WORK REQUIRED:
Can you transcribe every entry word for word, skipping the images?

MATERIAL FOR THIS TASK:
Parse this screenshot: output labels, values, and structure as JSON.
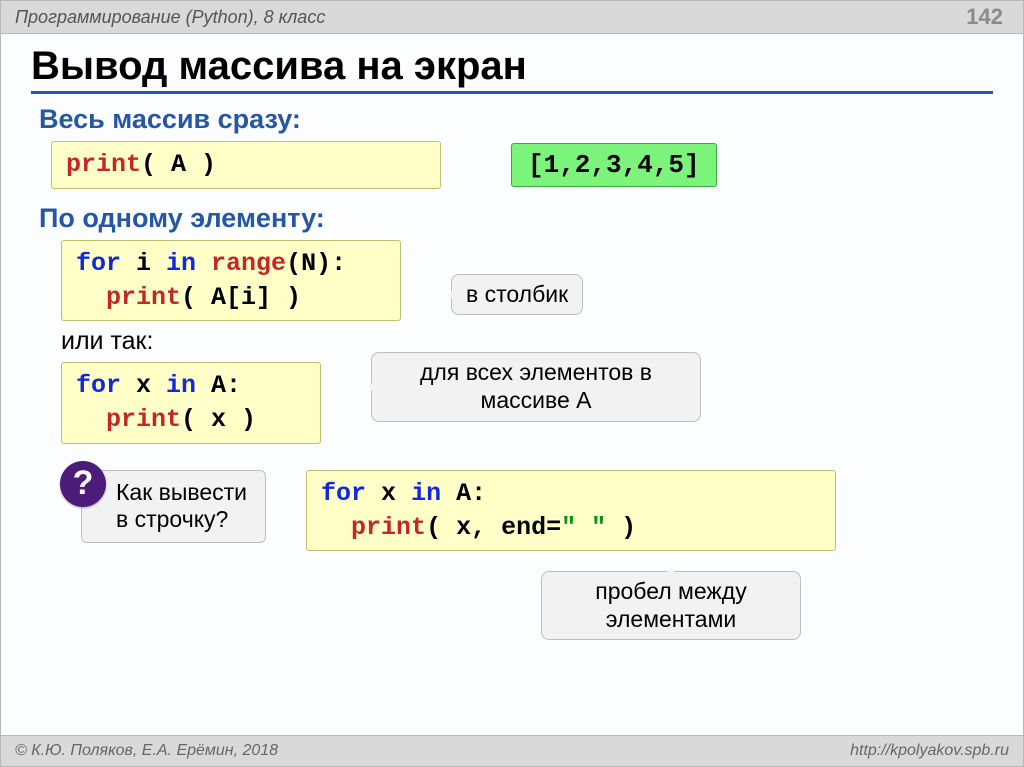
{
  "header": {
    "course": "Программирование (Python), 8 класс",
    "page": "142"
  },
  "title": "Вывод массива на экран",
  "sections": {
    "whole": {
      "heading": "Весь массив сразу:",
      "code": {
        "print": "print",
        "arg": "( A )"
      },
      "output": "[1,2,3,4,5]"
    },
    "per_elem": {
      "heading": "По одному элементу:",
      "code1": {
        "for": "for",
        "i": " i ",
        "in": "in",
        "r": " range",
        "n": "(N):",
        "print": "print",
        "arg": "( A[i] )"
      },
      "callout1": "в столбик",
      "or": "или так:",
      "code2": {
        "for": "for",
        "x": " x ",
        "in": "in",
        "a": " A:",
        "print": "print",
        "arg": "( x )"
      },
      "callout2_l1": "для всех элементов в",
      "callout2_l2": "массиве A"
    },
    "question": {
      "mark": "?",
      "l1": "Как вывести",
      "l2": "в строчку?",
      "code": {
        "for": "for",
        "x": " x ",
        "in": "in",
        "a": " A:",
        "print": "print",
        "arg1": "( x, end=",
        "str": "\" \"",
        "arg2": " )"
      },
      "callout_l1": "пробел между",
      "callout_l2": "элементами"
    }
  },
  "footer": {
    "left": "© К.Ю. Поляков, Е.А. Ерёмин, 2018",
    "right": "http://kpolyakov.spb.ru"
  }
}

REPLY TO THE EXERCISE:
Parse this screenshot: output labels, values, and structure as JSON.
{
  "header": {
    "course": "Программирование (Python), 8 класс",
    "page": "142"
  },
  "title": "Вывод массива на экран",
  "sections": {
    "whole": {
      "heading": "Весь массив сразу:",
      "code": {
        "print": "print",
        "arg": "( A )"
      },
      "output": "[1,2,3,4,5]"
    },
    "per_elem": {
      "heading": "По одному элементу:",
      "code1": {
        "for": "for",
        "i": " i ",
        "in": "in",
        "r": " range",
        "n": "(N):",
        "print": "print",
        "arg": "( A[i] )"
      },
      "callout1": "в столбик",
      "or": "или так:",
      "code2": {
        "for": "for",
        "x": " x ",
        "in": "in",
        "a": " A:",
        "print": "print",
        "arg": "( x )"
      },
      "callout2_l1": "для всех элементов в",
      "callout2_l2": "массиве A"
    },
    "question": {
      "mark": "?",
      "l1": "Как вывести",
      "l2": "в строчку?",
      "code": {
        "for": "for",
        "x": " x ",
        "in": "in",
        "a": " A:",
        "print": "print",
        "arg1": "( x, end=",
        "str": "\" \"",
        "arg2": " )"
      },
      "callout_l1": "пробел между",
      "callout_l2": "элементами"
    }
  },
  "footer": {
    "left": "© К.Ю. Поляков, Е.А. Ерёмин, 2018",
    "right": "http://kpolyakov.spb.ru"
  }
}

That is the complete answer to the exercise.